What to work on =
Copy all lines holding the word "торговли" from the entries.

___

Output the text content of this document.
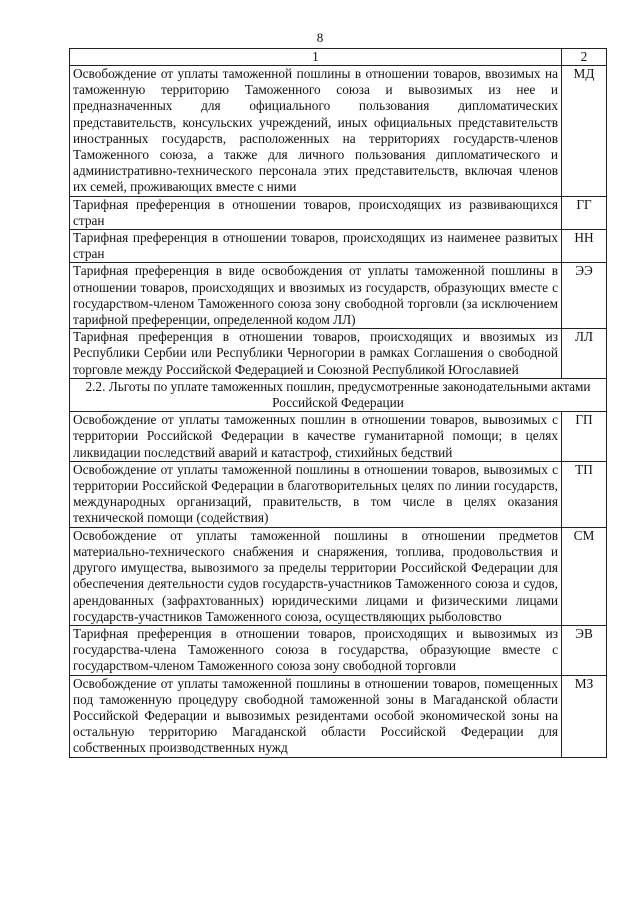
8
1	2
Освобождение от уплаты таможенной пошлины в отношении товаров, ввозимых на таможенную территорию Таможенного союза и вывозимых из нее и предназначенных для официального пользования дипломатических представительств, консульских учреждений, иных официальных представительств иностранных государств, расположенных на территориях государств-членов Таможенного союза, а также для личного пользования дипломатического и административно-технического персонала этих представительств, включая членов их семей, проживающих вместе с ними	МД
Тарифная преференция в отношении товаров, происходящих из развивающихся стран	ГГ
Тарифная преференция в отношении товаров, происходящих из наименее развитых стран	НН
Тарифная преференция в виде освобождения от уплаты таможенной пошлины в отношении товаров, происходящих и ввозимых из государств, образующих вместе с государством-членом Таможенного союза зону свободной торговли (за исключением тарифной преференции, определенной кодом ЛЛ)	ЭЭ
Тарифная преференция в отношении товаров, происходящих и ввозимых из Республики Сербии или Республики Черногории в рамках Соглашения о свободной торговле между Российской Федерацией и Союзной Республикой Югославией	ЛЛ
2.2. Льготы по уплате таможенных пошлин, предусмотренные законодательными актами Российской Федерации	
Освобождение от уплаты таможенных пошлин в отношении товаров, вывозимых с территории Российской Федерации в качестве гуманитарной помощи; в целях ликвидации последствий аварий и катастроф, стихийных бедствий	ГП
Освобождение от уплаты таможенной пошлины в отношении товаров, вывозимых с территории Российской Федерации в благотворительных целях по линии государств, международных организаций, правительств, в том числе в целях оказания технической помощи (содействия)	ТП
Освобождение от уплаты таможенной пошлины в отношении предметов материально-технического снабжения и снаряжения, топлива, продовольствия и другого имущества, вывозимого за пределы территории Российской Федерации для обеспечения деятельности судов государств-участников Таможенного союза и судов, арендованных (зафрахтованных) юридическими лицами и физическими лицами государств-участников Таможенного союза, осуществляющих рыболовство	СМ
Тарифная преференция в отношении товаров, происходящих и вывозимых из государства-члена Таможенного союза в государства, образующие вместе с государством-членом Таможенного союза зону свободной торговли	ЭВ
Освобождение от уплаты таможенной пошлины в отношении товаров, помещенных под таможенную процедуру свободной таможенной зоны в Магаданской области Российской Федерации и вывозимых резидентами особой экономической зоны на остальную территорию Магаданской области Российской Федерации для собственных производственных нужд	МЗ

___

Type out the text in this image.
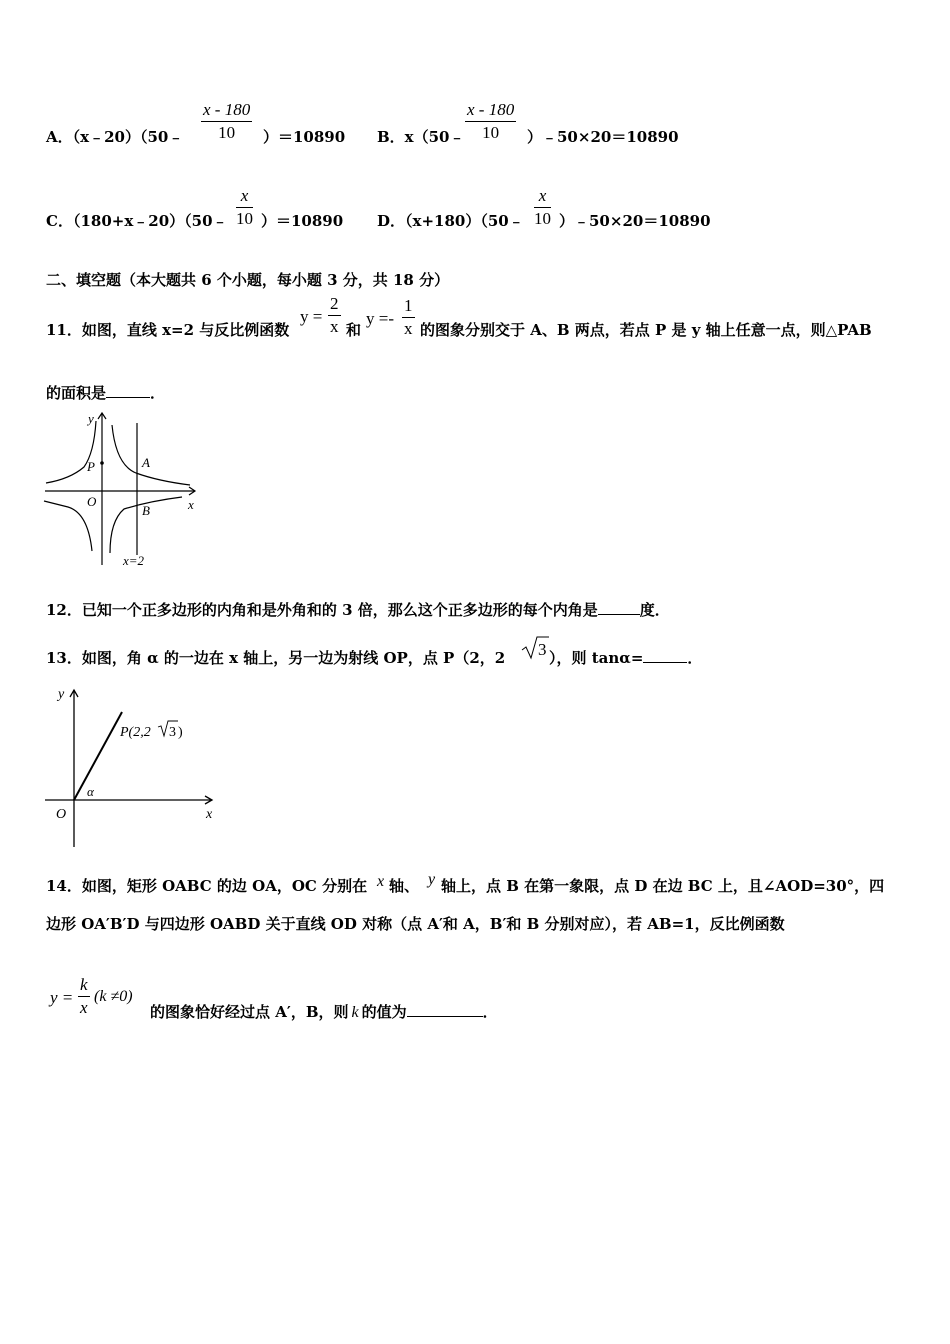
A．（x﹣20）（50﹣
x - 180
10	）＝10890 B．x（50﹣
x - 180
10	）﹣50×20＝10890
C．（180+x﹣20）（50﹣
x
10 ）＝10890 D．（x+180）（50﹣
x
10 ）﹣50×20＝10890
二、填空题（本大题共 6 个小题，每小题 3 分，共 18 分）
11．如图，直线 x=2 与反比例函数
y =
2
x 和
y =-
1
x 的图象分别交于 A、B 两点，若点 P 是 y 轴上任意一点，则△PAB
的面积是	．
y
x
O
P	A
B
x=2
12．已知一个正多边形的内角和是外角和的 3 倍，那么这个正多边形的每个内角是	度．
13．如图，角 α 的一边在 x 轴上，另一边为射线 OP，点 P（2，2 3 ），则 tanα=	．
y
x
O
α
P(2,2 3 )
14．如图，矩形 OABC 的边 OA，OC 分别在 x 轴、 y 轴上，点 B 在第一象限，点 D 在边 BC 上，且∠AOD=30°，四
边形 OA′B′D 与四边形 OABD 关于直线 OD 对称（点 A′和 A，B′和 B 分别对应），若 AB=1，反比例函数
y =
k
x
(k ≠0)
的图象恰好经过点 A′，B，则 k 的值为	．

___

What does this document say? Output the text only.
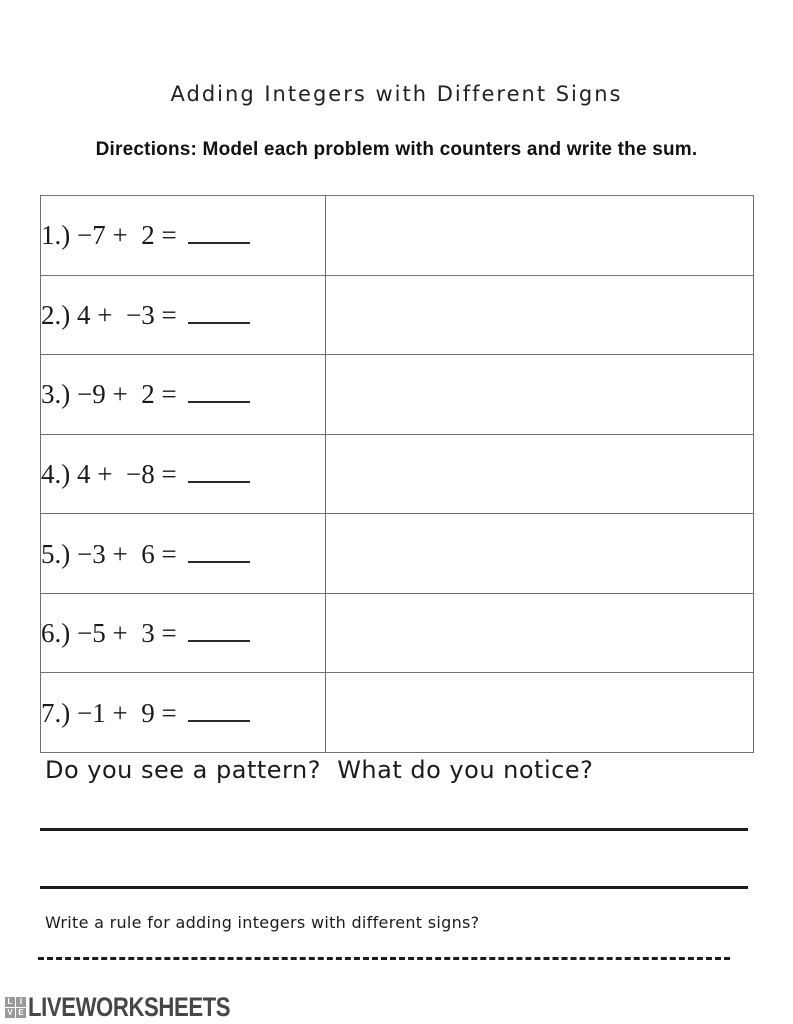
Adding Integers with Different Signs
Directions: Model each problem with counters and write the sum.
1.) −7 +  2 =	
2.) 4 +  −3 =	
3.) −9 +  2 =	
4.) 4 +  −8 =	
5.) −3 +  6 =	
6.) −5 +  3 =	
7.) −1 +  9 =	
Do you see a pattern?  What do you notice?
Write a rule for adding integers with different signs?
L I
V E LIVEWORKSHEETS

___

Task output =
Тарифная преференция в виде освобождения от уплаты таможенной пошлины в отношении товаров, происходящих и ввозимых из государств, образующих вместе с государством-членом Таможенного союза зону свободной торговли (за исключением тарифной преференции, определенной кодом ЛЛ)	ЭЭ
Тарифная преференция в отношении товаров, происходящих и вывозимых из государства-члена Таможенного союза в государства, образующие вместе с государством-членом Таможенного союза зону свободной торговли	ЭВ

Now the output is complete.